### Your instructions
Compile every line that includes the word "building".

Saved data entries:
──────

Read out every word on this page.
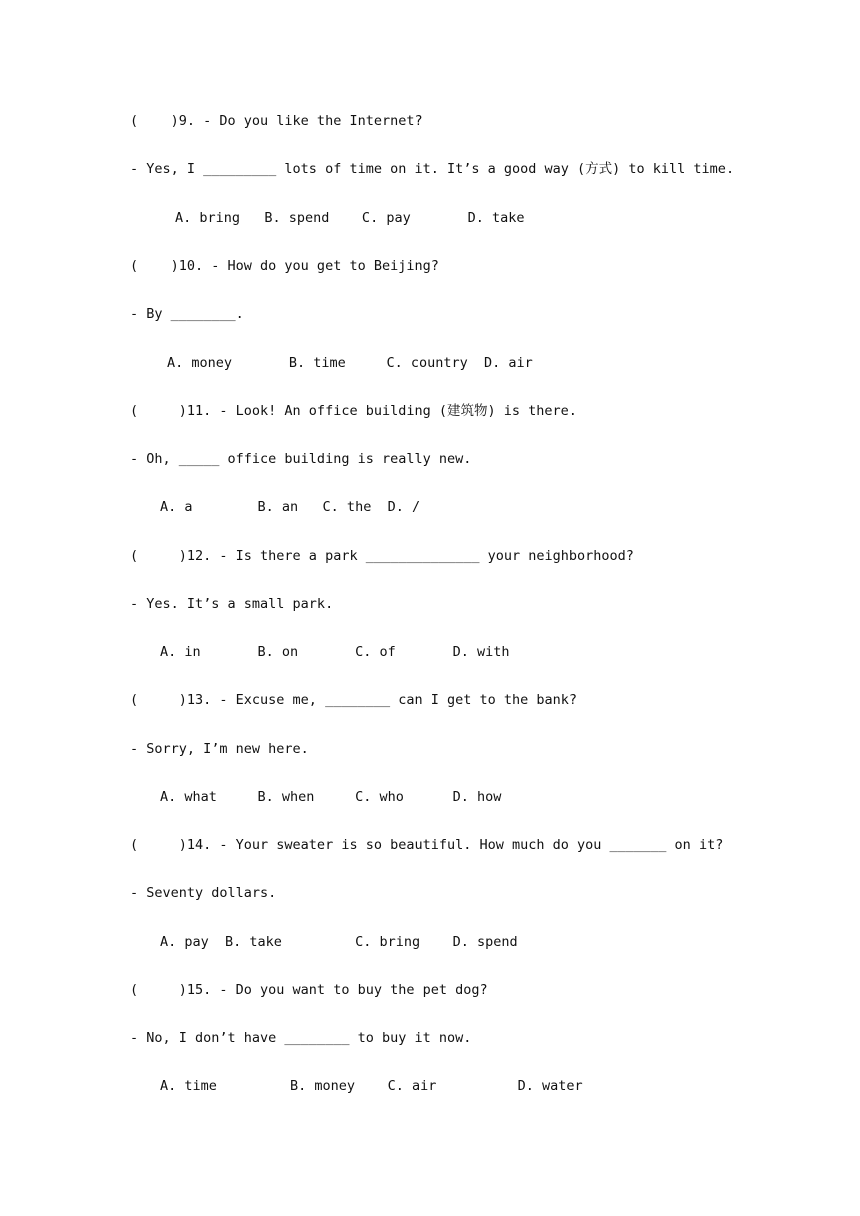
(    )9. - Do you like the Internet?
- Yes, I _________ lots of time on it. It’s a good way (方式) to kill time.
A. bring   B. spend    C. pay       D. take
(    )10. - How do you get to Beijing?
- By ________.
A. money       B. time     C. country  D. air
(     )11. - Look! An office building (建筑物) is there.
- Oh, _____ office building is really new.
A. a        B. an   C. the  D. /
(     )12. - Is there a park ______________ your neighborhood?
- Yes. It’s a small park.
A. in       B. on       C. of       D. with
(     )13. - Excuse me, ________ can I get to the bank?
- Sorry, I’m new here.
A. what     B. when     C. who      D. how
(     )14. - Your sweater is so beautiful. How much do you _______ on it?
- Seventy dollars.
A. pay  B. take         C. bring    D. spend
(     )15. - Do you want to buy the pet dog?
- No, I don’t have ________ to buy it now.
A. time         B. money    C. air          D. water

──────

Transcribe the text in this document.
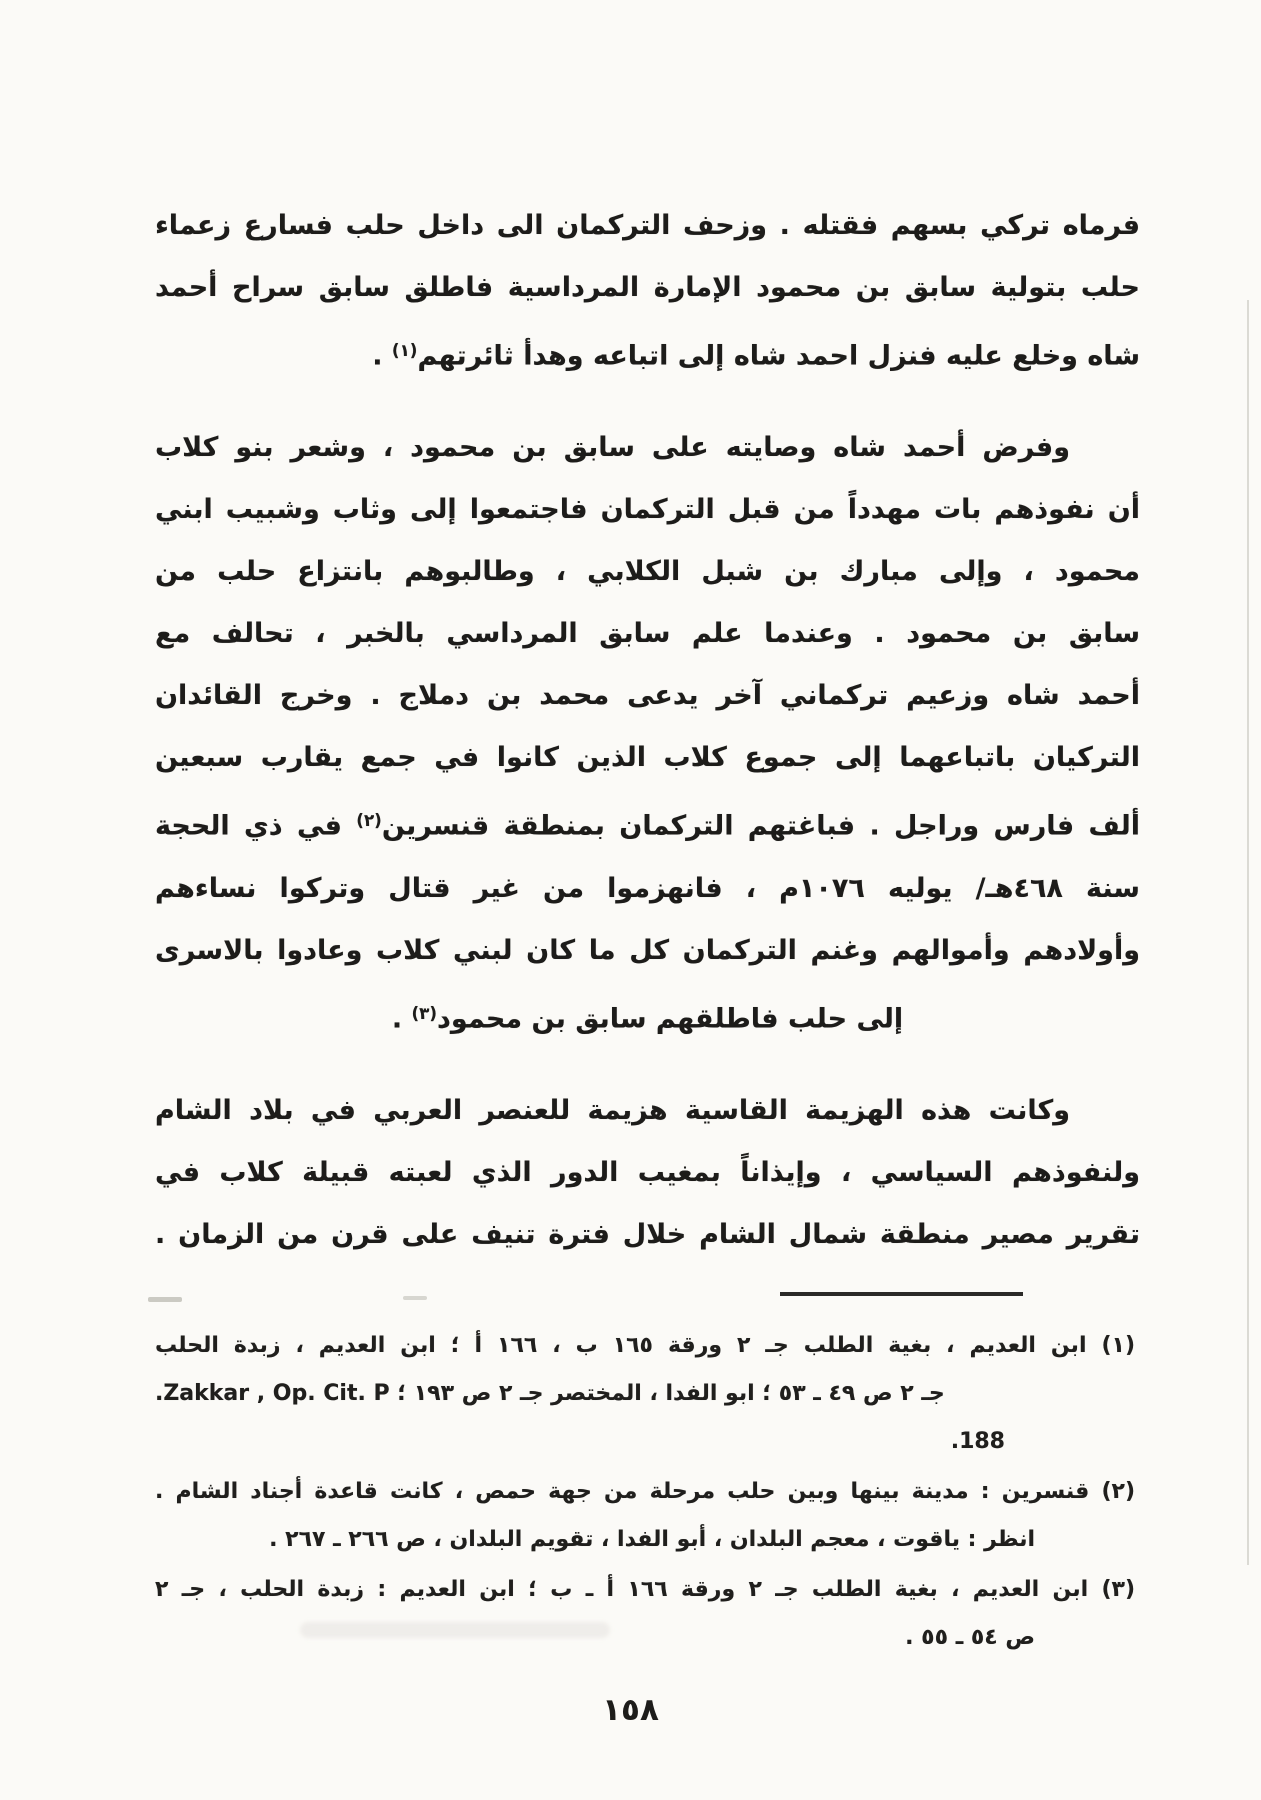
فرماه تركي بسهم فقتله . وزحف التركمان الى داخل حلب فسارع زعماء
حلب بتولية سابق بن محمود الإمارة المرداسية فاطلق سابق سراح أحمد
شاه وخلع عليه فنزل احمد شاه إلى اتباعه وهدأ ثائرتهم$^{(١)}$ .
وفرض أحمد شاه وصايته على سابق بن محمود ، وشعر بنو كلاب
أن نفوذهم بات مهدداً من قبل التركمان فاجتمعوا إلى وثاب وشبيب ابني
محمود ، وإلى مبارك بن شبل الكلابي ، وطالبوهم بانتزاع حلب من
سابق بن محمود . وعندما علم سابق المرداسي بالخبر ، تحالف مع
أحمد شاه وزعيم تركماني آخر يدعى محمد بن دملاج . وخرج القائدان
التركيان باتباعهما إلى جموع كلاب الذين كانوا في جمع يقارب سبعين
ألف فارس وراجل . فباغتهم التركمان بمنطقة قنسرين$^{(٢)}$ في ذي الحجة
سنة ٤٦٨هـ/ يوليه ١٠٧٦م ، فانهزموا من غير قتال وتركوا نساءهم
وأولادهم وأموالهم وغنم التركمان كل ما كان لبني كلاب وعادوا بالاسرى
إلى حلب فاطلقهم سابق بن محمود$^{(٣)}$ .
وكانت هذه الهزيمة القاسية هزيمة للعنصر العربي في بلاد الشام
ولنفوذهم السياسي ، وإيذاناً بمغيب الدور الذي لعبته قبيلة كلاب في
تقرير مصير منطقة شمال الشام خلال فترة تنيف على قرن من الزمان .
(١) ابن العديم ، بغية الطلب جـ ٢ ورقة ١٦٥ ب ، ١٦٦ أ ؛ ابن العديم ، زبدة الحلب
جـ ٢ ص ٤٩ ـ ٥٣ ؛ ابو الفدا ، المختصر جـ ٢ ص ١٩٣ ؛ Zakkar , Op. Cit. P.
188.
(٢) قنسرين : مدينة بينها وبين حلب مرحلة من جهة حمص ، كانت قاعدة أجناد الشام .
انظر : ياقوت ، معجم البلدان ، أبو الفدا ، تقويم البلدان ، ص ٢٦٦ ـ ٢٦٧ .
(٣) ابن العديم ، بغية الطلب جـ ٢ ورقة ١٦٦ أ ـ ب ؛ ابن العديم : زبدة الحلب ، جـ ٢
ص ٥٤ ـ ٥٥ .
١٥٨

──────

### Response
(     )11. - Look! An office building (建筑物) is there.
- Oh, _____ office building is really new.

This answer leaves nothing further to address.